▶ _DATA ROWS_:
--- begin ---
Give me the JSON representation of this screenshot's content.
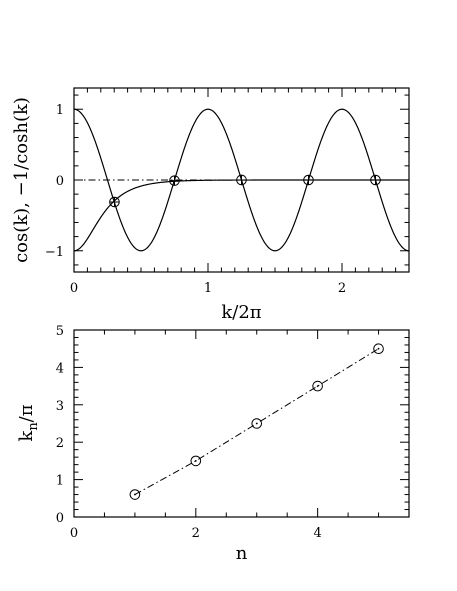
{
  "chart_data": [
    {
      "type": "line",
      "xlabel": "k/2π",
      "ylabel": "cos(k), −1/cosh(k)",
      "xlim": [
        0,
        2.5
      ],
      "ylim": [
        -1.3,
        1.3
      ],
      "xticks": [
        0,
        1,
        2
      ],
      "yticks": [
        -1,
        0,
        1
      ],
      "grid": false,
      "series": [
        {
          "function": "cos(k)",
          "x_units": "k/2π",
          "line": "solid"
        },
        {
          "function": "−1/cosh(k)",
          "x_units": "k/2π",
          "line": "solid"
        },
        {
          "function": "0",
          "line": "dash-dot"
        }
      ],
      "markers": {
        "style": "circle-cross",
        "x": [
          0.302,
          0.75,
          1.25,
          1.75,
          2.25
        ],
        "y": [
          -0.311,
          -0.009,
          0.0004,
          0.0,
          0.0
        ]
      }
    },
    {
      "type": "scatter",
      "xlabel": "n",
      "ylabel": "k_n/π",
      "xlim": [
        0,
        5.5
      ],
      "ylim": [
        0,
        5
      ],
      "xticks": [
        0,
        2,
        4
      ],
      "yticks": [
        0,
        1,
        2,
        3,
        4,
        5
      ],
      "grid": false,
      "series": [
        {
          "x": [
            1,
            2,
            3,
            4,
            5
          ],
          "y": [
            0.6,
            1.5,
            2.5,
            3.5,
            4.5
          ],
          "line": "dash-dot",
          "marker": "circle-dot"
        }
      ]
    }
  ]
}
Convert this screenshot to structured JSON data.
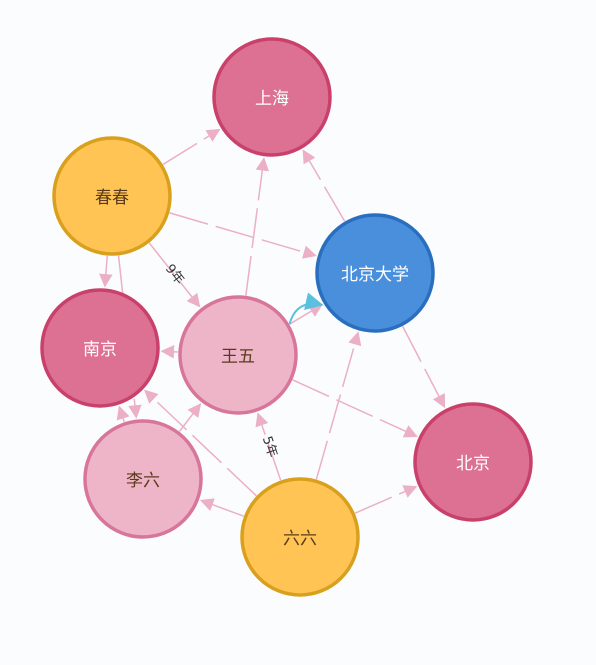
{
  "nodes": [
    {
      "label": "上海",
      "color": "#dc7193"
    },
    {
      "label": "春春",
      "color": "#ffc454"
    },
    {
      "label": "北京大学",
      "color": "#4a8fdb"
    },
    {
      "label": "南京",
      "color": "#dc7193"
    },
    {
      "label": "王五",
      "color": "#eeb5c9"
    },
    {
      "label": "北京",
      "color": "#dc7193"
    },
    {
      "label": "李六",
      "color": "#eeb5c9"
    },
    {
      "label": "六六",
      "color": "#ffc454"
    }
  ],
  "edges": [
    {
      "source": "春春",
      "target": "上海"
    },
    {
      "source": "春春",
      "target": "北京大学"
    },
    {
      "source": "春春",
      "target": "王五",
      "label": "9年"
    },
    {
      "source": "春春",
      "target": "南京"
    },
    {
      "source": "春春",
      "target": "李六"
    },
    {
      "source": "王五",
      "target": "上海"
    },
    {
      "source": "王五",
      "target": "北京大学"
    },
    {
      "source": "王五",
      "target": "南京"
    },
    {
      "source": "王五",
      "target": "北京"
    },
    {
      "source": "李六",
      "target": "王五"
    },
    {
      "source": "李六",
      "target": "南京"
    },
    {
      "source": "北京大学",
      "target": "上海"
    },
    {
      "source": "北京大学",
      "target": "北京"
    },
    {
      "source": "六六",
      "target": "王五",
      "label": "5年"
    },
    {
      "source": "六六",
      "target": "北京大学"
    },
    {
      "source": "六六",
      "target": "北京"
    },
    {
      "source": "六六",
      "target": "李六"
    },
    {
      "source": "六六",
      "target": "南京"
    },
    {
      "source": "王五",
      "target": "北京大学",
      "color": "#5bc0de"
    }
  ]
}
--- end ---
▶ _TASK DIRECTIONS_: What is the number of lines in the records that contain the word "this"? Answer with the number and nothing else.

▶ _WRITTEN RESPONSE_: 2